▸ RECORDS TO PROCESS:
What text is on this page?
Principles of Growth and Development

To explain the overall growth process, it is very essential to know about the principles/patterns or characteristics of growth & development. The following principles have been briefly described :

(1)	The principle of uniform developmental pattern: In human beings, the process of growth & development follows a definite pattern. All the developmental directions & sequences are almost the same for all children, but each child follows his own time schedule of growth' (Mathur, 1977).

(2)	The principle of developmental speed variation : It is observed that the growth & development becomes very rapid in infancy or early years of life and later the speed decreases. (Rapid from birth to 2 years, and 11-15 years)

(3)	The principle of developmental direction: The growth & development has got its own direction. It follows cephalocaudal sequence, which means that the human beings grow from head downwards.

==

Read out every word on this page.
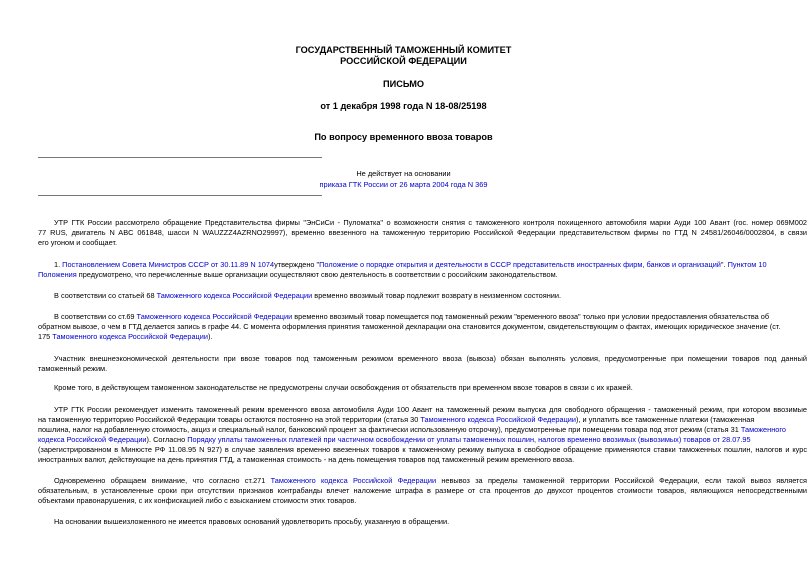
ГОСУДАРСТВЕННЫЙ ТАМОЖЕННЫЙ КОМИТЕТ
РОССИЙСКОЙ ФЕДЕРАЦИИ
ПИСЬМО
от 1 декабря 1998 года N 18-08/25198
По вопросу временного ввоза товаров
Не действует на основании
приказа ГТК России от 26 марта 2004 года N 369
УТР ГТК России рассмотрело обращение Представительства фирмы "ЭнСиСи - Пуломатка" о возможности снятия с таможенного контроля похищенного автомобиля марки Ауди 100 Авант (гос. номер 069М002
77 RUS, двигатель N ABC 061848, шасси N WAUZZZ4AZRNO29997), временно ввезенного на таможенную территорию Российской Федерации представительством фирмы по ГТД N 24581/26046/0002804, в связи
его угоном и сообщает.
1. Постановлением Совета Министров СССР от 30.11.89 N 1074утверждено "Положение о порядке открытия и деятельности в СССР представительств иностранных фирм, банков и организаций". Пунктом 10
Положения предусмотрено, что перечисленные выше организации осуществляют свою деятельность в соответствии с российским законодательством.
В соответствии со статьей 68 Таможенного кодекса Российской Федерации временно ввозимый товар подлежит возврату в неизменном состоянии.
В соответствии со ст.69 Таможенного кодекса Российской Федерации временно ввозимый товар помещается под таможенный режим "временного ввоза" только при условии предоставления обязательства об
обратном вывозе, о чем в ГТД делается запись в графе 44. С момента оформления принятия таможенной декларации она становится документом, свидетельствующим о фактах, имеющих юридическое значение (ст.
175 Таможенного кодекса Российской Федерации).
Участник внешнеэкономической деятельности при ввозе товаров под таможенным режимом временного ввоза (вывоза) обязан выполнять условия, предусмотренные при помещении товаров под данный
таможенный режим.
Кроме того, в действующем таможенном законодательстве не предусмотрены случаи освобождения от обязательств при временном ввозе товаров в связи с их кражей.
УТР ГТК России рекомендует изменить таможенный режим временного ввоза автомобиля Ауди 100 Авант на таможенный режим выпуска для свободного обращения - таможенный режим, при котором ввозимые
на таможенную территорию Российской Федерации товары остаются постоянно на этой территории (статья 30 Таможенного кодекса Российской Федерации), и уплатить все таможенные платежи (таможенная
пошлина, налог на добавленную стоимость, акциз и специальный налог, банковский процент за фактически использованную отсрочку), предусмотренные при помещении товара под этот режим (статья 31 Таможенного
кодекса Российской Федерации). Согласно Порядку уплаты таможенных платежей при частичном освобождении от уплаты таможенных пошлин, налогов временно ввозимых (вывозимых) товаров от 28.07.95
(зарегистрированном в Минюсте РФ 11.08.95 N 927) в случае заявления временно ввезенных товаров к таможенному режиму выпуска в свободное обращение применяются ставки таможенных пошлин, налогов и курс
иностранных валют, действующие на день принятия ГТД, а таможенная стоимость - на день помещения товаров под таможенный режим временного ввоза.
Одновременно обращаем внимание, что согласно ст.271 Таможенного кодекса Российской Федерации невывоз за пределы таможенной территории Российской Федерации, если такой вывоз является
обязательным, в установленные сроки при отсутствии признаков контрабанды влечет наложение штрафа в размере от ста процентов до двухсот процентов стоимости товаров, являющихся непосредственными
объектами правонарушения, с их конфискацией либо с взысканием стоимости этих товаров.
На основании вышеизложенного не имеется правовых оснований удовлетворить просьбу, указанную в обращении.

▸ AIM OF THE TASK: Determine how many lines of the listing above hold the word "деятельности". Report that number without anything else.

▸ TASK ANSWER: 2